Entries taken from a collection:
# # # # #

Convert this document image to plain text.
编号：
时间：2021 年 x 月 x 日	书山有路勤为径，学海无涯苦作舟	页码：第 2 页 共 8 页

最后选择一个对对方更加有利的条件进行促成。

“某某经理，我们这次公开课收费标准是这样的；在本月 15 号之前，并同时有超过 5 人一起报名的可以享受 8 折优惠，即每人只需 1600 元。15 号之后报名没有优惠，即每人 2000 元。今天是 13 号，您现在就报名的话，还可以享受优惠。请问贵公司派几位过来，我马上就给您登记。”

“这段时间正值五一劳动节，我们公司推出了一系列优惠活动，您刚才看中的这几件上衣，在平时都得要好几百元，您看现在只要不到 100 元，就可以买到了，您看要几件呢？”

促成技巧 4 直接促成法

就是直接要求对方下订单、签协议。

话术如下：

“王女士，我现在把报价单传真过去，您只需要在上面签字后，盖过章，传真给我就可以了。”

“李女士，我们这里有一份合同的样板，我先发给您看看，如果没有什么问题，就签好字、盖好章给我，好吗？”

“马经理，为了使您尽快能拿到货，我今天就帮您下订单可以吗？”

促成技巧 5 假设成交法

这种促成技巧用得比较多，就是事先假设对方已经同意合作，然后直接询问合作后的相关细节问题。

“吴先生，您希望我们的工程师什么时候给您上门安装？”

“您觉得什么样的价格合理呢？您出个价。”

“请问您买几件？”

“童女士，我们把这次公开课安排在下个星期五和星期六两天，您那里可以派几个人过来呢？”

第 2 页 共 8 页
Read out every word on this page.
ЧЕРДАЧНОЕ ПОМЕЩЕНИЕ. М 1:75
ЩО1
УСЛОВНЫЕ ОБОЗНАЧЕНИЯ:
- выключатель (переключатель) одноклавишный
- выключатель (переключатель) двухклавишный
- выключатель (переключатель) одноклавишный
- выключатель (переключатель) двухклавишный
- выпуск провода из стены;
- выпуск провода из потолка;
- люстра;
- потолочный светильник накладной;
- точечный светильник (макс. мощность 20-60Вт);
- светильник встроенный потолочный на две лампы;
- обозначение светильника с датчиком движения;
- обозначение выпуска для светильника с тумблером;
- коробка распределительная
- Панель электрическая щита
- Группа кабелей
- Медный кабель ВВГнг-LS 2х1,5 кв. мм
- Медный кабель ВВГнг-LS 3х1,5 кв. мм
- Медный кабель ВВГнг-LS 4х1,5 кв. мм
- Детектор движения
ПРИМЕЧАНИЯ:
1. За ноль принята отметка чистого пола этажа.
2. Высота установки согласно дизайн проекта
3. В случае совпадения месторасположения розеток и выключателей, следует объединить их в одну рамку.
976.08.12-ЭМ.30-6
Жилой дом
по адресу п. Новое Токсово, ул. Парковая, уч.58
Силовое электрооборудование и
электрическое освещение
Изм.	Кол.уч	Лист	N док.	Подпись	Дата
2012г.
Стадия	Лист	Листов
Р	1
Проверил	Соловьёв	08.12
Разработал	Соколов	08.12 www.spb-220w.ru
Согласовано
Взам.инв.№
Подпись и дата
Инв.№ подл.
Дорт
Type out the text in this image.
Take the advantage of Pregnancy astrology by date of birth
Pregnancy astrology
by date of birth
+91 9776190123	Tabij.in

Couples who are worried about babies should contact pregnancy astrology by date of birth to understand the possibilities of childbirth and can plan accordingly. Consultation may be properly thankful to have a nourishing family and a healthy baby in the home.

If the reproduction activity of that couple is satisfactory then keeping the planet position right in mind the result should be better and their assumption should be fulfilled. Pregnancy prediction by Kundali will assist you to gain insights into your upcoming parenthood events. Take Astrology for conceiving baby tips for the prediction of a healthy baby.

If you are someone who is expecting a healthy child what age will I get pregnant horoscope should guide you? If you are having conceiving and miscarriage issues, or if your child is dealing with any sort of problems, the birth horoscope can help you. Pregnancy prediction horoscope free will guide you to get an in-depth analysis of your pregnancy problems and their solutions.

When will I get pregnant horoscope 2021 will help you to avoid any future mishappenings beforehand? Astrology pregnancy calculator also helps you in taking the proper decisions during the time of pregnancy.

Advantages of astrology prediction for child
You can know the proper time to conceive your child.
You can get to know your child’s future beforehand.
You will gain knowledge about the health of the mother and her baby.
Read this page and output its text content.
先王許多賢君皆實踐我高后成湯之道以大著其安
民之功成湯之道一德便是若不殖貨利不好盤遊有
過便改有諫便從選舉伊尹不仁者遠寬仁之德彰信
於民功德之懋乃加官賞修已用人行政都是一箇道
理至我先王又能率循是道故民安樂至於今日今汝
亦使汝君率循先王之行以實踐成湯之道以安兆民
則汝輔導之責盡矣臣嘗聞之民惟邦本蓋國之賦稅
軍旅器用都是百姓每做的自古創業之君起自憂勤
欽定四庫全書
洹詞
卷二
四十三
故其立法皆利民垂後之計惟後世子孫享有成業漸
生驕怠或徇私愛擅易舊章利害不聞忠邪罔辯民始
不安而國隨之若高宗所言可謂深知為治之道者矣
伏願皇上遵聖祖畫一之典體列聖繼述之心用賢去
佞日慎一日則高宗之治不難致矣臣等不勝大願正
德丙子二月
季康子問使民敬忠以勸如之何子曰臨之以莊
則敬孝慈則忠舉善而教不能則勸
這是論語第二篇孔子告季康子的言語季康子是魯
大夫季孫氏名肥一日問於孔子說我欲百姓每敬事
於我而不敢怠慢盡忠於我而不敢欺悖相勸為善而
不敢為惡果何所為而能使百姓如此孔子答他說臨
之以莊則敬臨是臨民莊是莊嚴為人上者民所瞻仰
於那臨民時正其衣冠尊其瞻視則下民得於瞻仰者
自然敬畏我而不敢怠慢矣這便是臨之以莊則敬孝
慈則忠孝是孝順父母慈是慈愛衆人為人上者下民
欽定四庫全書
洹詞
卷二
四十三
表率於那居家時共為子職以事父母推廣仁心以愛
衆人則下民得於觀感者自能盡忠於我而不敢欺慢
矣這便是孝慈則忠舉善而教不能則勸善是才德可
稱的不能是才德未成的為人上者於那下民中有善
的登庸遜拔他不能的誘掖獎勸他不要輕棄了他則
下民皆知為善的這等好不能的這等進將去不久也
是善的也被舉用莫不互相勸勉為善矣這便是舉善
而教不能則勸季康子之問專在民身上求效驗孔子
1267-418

# # # # #

* **DIRECTIONS FOR THIS TASK**
Gather each line in these records that contains the string "help".

* **ANSWER FOR THIS EXERCISE**
If you are someone who is expecting a healthy child what age will I get pregnant horoscope should guide you? If you are having conceiving and miscarriage issues, or if your child is dealing with any sort of problems, the birth horoscope can help you. Pregnancy prediction horoscope free will guide you to get an in-depth analysis of your pregnancy problems and their solutions.
When will I get pregnant horoscope 2021 will help you to avoid any future mishappenings beforehand? Astrology pregnancy calculator also helps you in taking the proper decisions during the time of pregnancy.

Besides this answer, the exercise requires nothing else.